━━━━━ Material for this exercise ━━━━━
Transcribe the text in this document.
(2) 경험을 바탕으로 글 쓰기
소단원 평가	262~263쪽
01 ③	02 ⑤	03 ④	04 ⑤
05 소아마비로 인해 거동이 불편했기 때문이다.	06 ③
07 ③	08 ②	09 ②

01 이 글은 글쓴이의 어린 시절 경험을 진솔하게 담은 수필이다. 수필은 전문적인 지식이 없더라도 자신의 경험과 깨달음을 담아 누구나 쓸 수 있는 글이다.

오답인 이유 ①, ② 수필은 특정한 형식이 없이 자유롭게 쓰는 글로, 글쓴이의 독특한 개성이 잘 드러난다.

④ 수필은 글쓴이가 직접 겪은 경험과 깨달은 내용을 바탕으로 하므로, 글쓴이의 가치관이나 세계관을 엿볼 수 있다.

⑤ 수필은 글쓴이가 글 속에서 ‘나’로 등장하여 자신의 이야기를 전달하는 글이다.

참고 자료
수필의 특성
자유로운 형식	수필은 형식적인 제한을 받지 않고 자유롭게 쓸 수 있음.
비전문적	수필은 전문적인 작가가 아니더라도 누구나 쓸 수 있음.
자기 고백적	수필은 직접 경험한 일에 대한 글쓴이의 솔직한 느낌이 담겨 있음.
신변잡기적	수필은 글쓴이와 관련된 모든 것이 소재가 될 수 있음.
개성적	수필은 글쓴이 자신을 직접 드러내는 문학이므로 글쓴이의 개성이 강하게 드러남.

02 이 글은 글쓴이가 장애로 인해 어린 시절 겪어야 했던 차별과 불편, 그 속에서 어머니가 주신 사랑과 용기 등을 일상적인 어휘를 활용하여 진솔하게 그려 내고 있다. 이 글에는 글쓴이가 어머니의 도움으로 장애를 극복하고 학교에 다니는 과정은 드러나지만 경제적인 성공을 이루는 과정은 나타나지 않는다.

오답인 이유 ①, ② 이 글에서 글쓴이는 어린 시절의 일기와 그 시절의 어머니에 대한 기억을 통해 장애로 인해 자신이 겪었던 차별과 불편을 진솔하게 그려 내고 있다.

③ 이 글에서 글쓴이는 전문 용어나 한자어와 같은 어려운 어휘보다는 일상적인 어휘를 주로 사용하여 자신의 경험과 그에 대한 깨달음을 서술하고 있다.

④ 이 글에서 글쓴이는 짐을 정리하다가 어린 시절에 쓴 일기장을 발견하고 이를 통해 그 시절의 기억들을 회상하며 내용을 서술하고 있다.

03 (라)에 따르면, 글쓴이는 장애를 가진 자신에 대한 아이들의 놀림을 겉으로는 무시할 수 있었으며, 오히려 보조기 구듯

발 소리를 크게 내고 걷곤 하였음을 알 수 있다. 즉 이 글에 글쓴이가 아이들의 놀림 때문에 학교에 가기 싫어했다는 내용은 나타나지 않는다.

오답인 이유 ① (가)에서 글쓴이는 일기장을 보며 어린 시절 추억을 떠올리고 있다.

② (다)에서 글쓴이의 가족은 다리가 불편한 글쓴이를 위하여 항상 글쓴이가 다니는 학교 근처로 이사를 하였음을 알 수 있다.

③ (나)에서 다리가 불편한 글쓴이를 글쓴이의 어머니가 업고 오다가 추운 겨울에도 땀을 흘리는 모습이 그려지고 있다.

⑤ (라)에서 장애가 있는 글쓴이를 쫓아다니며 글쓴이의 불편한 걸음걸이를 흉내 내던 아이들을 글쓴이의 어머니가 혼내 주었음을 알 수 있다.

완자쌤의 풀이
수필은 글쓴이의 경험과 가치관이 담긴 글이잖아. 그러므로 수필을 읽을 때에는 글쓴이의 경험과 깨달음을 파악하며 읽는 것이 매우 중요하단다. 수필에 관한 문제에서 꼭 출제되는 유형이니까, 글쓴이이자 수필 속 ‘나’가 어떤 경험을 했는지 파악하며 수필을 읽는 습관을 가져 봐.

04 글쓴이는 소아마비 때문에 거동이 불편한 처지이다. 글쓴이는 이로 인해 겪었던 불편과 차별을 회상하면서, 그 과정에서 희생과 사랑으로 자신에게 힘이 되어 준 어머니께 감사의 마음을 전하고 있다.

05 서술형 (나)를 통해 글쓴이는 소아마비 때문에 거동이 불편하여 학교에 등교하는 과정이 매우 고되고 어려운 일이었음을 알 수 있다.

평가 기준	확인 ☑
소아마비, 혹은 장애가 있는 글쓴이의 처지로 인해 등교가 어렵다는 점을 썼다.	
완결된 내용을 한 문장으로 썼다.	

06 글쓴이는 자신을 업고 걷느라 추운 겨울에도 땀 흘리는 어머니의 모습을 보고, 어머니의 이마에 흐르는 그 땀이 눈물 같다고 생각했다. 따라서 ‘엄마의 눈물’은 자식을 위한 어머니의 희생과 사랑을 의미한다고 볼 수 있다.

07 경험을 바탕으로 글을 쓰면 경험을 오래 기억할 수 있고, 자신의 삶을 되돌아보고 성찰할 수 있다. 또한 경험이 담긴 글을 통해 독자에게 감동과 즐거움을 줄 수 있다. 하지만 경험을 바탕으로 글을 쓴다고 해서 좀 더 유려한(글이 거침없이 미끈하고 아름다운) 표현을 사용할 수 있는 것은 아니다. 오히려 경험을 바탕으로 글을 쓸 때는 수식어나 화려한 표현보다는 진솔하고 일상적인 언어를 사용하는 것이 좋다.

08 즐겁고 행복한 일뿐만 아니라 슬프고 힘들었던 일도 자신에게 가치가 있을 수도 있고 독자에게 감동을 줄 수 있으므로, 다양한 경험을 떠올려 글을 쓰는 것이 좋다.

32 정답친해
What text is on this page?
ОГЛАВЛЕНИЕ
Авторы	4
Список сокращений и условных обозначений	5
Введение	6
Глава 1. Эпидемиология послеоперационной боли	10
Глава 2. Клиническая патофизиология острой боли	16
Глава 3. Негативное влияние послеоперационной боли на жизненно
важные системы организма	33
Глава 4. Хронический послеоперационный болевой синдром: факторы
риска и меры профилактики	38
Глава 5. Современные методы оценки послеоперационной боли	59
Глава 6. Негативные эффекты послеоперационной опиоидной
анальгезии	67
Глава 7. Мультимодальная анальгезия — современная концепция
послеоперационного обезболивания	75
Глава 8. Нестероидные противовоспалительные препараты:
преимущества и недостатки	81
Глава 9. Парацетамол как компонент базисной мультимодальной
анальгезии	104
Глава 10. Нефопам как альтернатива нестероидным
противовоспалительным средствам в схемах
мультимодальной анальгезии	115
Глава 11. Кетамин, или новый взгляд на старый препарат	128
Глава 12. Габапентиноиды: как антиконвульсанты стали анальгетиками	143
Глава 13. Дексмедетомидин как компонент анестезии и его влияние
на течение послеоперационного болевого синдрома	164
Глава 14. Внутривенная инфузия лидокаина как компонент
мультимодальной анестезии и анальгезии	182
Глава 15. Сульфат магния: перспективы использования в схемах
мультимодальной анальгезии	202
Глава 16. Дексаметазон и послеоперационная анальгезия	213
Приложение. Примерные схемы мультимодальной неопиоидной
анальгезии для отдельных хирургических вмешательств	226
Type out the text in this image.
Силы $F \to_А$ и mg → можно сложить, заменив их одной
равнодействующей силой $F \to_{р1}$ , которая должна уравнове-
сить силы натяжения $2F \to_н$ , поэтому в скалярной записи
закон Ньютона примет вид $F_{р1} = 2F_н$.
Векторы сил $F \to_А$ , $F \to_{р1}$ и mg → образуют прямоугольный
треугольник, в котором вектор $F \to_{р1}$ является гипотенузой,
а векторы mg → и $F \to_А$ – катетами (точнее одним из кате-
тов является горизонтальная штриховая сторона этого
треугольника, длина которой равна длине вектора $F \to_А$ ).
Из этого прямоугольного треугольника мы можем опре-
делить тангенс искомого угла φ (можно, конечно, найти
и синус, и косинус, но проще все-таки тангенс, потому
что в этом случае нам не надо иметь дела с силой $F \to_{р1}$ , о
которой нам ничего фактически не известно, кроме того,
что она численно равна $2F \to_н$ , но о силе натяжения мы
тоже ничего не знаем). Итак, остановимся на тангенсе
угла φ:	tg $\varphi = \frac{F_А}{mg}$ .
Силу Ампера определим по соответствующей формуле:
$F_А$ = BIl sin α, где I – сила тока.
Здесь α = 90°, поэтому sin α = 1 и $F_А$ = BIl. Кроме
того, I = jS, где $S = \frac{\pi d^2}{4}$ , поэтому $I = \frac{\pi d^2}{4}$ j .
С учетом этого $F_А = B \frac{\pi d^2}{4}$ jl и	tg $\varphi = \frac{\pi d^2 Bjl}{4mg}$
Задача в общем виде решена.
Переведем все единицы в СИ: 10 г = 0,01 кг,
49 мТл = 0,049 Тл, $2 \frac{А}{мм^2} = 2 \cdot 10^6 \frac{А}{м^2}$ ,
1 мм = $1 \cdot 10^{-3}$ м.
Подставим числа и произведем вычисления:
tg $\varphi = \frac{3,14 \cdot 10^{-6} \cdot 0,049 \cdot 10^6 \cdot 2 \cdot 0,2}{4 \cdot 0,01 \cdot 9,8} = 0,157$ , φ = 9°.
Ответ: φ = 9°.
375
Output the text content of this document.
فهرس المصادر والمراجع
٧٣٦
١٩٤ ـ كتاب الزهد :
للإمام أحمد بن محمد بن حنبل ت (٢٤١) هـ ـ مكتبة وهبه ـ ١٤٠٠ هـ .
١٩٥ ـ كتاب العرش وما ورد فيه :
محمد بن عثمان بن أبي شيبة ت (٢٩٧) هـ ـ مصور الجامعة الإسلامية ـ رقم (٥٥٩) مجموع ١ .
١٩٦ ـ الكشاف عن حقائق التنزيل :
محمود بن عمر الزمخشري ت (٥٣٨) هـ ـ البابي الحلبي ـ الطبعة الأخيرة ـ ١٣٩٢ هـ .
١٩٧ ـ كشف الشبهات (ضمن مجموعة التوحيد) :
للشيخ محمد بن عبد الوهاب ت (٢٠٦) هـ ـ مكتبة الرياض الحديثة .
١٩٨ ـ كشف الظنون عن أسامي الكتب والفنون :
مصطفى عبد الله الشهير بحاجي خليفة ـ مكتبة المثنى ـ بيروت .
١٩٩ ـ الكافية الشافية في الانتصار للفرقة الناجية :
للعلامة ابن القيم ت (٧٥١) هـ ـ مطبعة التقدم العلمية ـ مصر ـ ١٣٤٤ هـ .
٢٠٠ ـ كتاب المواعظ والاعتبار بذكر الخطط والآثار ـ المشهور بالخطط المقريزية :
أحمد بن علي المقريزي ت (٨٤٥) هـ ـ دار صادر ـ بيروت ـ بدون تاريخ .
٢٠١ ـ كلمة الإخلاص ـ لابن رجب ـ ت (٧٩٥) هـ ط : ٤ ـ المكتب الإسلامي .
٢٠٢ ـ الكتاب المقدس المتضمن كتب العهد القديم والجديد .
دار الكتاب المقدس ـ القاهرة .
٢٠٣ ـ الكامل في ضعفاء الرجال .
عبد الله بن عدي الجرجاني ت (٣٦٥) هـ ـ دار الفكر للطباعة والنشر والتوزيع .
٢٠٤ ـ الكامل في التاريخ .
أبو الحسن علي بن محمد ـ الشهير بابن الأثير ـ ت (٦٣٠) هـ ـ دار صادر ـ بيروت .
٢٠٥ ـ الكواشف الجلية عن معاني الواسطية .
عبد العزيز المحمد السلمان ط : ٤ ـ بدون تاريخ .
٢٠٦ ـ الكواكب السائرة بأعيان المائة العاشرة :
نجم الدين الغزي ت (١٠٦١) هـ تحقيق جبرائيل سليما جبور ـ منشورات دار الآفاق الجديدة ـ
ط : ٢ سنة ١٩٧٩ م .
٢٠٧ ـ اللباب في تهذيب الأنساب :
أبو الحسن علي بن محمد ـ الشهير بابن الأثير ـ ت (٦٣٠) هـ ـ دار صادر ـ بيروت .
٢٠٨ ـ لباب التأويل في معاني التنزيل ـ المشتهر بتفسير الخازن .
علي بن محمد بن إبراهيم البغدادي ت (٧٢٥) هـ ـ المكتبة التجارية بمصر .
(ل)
━━━━━
Direction →
Copy out each line in the preceding records that contains "أحمد".

Complete output →
للإمام أحمد بن محمد بن حنبل ت (٢٤١) هـ ـ مكتبة وهبه ـ ١٤٠٠ هـ .
أحمد بن علي المقريزي ت (٨٤٥) هـ ـ دار صادر ـ بيروت ـ بدون تاريخ .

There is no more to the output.